WORK INSTRUCTIONS:
Filter these entries, keeping only lines that hold the word "copied".

DATA FOR THIS TASK:
___

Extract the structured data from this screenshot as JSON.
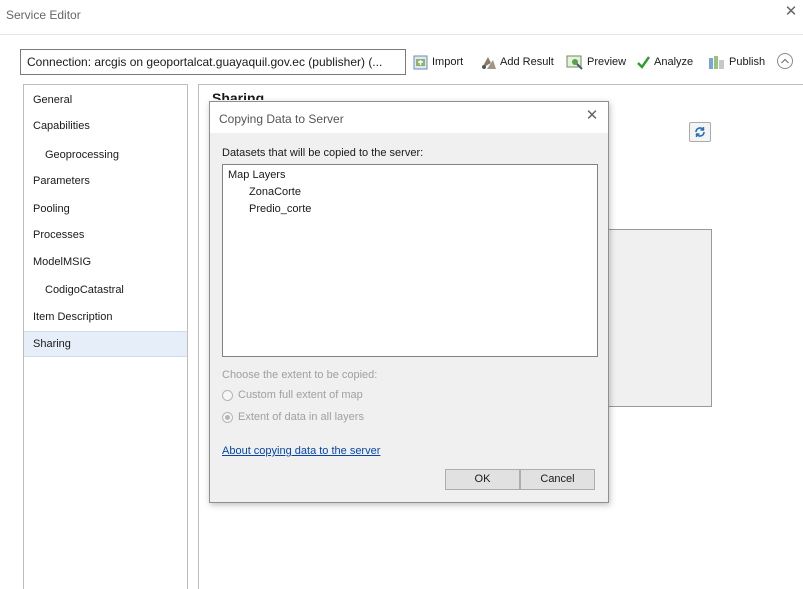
{
  "window": {
    "title": "Service Editor"
  },
  "toolbar": {
    "connection": "Connection: arcgis on geoportalcat.guayaquil.gov.ec (publisher) (...",
    "import_label": "Import",
    "add_result_label": "Add Result",
    "preview_label": "Preview",
    "analyze_label": "Analyze",
    "publish_label": "Publish"
  },
  "sidebar": {
    "items": [
      {
        "label": "General",
        "sub": false,
        "selected": false
      },
      {
        "label": "Capabilities",
        "sub": false,
        "selected": false
      },
      {
        "label": "Geoprocessing",
        "sub": true,
        "selected": false
      },
      {
        "label": "Parameters",
        "sub": false,
        "selected": false
      },
      {
        "label": "Pooling",
        "sub": false,
        "selected": false
      },
      {
        "label": "Processes",
        "sub": false,
        "selected": false
      },
      {
        "label": "ModelMSIG",
        "sub": false,
        "selected": false
      },
      {
        "label": "CodigoCatastral",
        "sub": true,
        "selected": false
      },
      {
        "label": "Item Description",
        "sub": false,
        "selected": false
      },
      {
        "label": "Sharing",
        "sub": false,
        "selected": true
      }
    ]
  },
  "content": {
    "heading": "Sharing"
  },
  "dialog": {
    "title": "Copying Data to Server",
    "datasets_label": "Datasets that will be copied to the server:",
    "tree": {
      "root": "Map Layers",
      "children": [
        "ZonaCorte",
        "Predio_corte"
      ]
    },
    "extent_label": "Choose the extent to be copied:",
    "option_custom": "Custom full extent of map",
    "option_data": "Extent of data in all layers",
    "selected_option": "Extent of data in all layers",
    "about_link": "About copying data to the server",
    "ok_label": "OK",
    "cancel_label": "Cancel"
  },
  "colors": {
    "link": "#0645ad",
    "selected_nav": "#e5eef9",
    "analyze_check": "#2e9c2e"
  }
}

___

EXERCISE ANSWER:
    "datasets_label": "Datasets that will be copied to the server:",
    "extent_label": "Choose the extent to be copied:",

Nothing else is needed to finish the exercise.